DATA LISTING:
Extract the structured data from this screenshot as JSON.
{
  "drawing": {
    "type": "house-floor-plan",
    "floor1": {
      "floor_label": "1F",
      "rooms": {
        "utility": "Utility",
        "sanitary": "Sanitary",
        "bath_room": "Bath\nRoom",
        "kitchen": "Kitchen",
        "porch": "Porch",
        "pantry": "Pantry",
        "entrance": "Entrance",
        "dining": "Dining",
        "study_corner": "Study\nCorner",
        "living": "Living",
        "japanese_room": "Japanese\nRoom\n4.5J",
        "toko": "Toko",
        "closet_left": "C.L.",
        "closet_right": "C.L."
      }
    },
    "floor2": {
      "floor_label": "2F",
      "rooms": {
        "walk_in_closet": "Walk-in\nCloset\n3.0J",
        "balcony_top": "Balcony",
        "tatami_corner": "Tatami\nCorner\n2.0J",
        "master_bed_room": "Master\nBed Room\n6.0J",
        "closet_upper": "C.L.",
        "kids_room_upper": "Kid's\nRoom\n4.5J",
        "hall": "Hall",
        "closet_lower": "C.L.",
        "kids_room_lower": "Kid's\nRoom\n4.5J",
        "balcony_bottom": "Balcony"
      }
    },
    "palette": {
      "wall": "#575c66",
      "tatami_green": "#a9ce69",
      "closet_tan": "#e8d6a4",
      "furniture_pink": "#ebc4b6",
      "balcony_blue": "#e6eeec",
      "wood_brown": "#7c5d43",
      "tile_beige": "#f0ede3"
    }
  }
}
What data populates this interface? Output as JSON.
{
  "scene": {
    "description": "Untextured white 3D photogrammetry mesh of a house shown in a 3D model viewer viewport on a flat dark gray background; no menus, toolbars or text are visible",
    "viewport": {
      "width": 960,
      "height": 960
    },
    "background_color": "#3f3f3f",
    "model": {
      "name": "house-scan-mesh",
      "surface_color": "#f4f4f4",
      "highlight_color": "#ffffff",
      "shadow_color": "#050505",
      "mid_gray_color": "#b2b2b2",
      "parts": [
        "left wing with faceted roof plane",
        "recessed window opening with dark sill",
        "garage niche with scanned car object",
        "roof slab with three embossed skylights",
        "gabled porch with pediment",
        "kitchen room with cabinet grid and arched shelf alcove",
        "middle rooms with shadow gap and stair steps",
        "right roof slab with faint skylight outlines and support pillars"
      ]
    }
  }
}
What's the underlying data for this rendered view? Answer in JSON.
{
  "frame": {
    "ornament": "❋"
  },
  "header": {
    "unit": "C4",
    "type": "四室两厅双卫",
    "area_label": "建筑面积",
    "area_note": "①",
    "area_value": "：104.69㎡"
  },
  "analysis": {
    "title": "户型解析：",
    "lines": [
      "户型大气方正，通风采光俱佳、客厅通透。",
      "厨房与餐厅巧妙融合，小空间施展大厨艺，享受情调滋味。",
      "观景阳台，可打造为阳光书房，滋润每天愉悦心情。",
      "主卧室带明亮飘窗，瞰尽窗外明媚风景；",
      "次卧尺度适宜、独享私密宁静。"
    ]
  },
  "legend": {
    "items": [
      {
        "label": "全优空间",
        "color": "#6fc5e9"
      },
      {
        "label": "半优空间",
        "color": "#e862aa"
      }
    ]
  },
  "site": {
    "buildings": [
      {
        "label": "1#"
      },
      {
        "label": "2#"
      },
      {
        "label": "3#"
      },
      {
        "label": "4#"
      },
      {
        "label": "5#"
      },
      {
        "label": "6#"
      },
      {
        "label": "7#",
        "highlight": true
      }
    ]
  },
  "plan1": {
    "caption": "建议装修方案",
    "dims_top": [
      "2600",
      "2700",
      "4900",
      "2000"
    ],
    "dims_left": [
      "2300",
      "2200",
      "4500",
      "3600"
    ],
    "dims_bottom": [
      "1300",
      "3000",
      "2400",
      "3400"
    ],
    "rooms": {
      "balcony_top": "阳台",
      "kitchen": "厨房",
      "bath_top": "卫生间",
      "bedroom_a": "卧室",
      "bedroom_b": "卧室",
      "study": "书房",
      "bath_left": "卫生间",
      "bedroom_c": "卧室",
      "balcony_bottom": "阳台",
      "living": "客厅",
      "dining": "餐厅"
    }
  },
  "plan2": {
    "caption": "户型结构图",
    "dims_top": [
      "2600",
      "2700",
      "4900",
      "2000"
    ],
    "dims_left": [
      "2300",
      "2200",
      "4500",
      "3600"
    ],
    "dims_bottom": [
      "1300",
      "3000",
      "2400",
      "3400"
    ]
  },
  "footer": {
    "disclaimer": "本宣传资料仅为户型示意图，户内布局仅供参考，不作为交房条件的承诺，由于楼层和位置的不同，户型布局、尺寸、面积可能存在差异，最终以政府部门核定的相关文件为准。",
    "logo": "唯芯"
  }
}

WHAT IS ASKED: Print out the whole listing exactly as it appears.

FULL ANSWER:
Extract the structured data from this screenshot as JSON.
{
  "drawing": {
    "type": "house-floor-plan",
    "floor1": {
      "floor_label": "1F",
      "rooms": {
        "utility": "Utility",
        "sanitary": "Sanitary",
        "bath_room": "Bath\nRoom",
        "kitchen": "Kitchen",
        "porch": "Porch",
        "pantry": "Pantry",
        "entrance": "Entrance",
        "dining": "Dining",
        "study_corner": "Study\nCorner",
        "living": "Living",
        "japanese_room": "Japanese\nRoom\n4.5J",
        "toko": "Toko",
        "closet_left": "C.L.",
        "closet_right": "C.L."
      }
    },
    "floor2": {
      "floor_label": "2F",
      "rooms": {
        "walk_in_closet": "Walk-in\nCloset\n3.0J",
        "balcony_top": "Balcony",
        "tatami_corner": "Tatami\nCorner\n2.0J",
        "master_bed_room": "Master\nBed Room\n6.0J",
        "closet_upper": "C.L.",
        "kids_room_upper": "Kid's\nRoom\n4.5J",
        "hall": "Hall",
        "closet_lower": "C.L.",
        "kids_room_lower": "Kid's\nRoom\n4.5J",
        "balcony_bottom": "Balcony"
      }
    },
    "palette": {
      "wall": "#575c66",
      "tatami_green": "#a9ce69",
      "closet_tan": "#e8d6a4",
      "furniture_pink": "#ebc4b6",
      "balcony_blue": "#e6eeec",
      "wood_brown": "#7c5d43",
      "tile_beige": "#f0ede3"
    }
  }
}
What data populates this interface? Output as JSON.
{
  "scene": {
    "description": "Untextured white 3D photogrammetry mesh of a house shown in a 3D model viewer viewport on a flat dark gray background; no menus, toolbars or text are visible",
    "viewport": {
      "width": 960,
      "height": 960
    },
    "background_color": "#3f3f3f",
    "model": {
      "name": "house-scan-mesh",
      "surface_color": "#f4f4f4",
      "highlight_color": "#ffffff",
      "shadow_color": "#050505",
      "mid_gray_color": "#b2b2b2",
      "parts": [
        "left wing with faceted roof plane",
        "recessed window opening with dark sill",
        "garage niche with scanned car object",
        "roof slab with three embossed skylights",
        "gabled porch with pediment",
        "kitchen room with cabinet grid and arched shelf alcove",
        "middle rooms with shadow gap and stair steps",
        "right roof slab with faint skylight outlines and support pillars"
      ]
    }
  }
}
What's the underlying data for this rendered view? Answer in JSON.
{
  "frame": {
    "ornament": "❋"
  },
  "header": {
    "unit": "C4",
    "type": "四室两厅双卫",
    "area_label": "建筑面积",
    "area_note": "①",
    "area_value": "：104.69㎡"
  },
  "analysis": {
    "title": "户型解析：",
    "lines": [
      "户型大气方正，通风采光俱佳、客厅通透。",
      "厨房与餐厅巧妙融合，小空间施展大厨艺，享受情调滋味。",
      "观景阳台，可打造为阳光书房，滋润每天愉悦心情。",
      "主卧室带明亮飘窗，瞰尽窗外明媚风景；",
      "次卧尺度适宜、独享私密宁静。"
    ]
  },
  "legend": {
    "items": [
      {
        "label": "全优空间",
        "color": "#6fc5e9"
      },
      {
        "label": "半优空间",
        "color": "#e862aa"
      }
    ]
  },
  "site": {
    "buildings": [
      {
        "label": "1#"
      },
      {
        "label": "2#"
      },
      {
        "label": "3#"
      },
      {
        "label": "4#"
      },
      {
        "label": "5#"
      },
      {
        "label": "6#"
      },
      {
        "label": "7#",
        "highlight": true
      }
    ]
  },
  "plan1": {
    "caption": "建议装修方案",
    "dims_top": [
      "2600",
      "2700",
      "4900",
      "2000"
    ],
    "dims_left": [
      "2300",
      "2200",
      "4500",
      "3600"
    ],
    "dims_bottom": [
      "1300",
      "3000",
      "2400",
      "3400"
    ],
    "rooms": {
      "balcony_top": "阳台",
      "kitchen": "厨房",
      "bath_top": "卫生间",
      "bedroom_a": "卧室",
      "bedroom_b": "卧室",
      "study": "书房",
      "bath_left": "卫生间",
      "bedroom_c": "卧室",
      "balcony_bottom": "阳台",
      "living": "客厅",
      "dining": "餐厅"
    }
  },
  "plan2": {
    "caption": "户型结构图",
    "dims_top": [
      "2600",
      "2700",
      "4900",
      "2000"
    ],
    "dims_left": [
      "2300",
      "2200",
      "4500",
      "3600"
    ],
    "dims_bottom": [
      "1300",
      "3000",
      "2400",
      "3400"
    ]
  },
  "footer": {
    "disclaimer": "本宣传资料仅为户型示意图，户内布局仅供参考，不作为交房条件的承诺，由于楼层和位置的不同，户型布局、尺寸、面积可能存在差异，最终以政府部门核定的相关文件为准。",
    "logo": "唯芯"
  }
}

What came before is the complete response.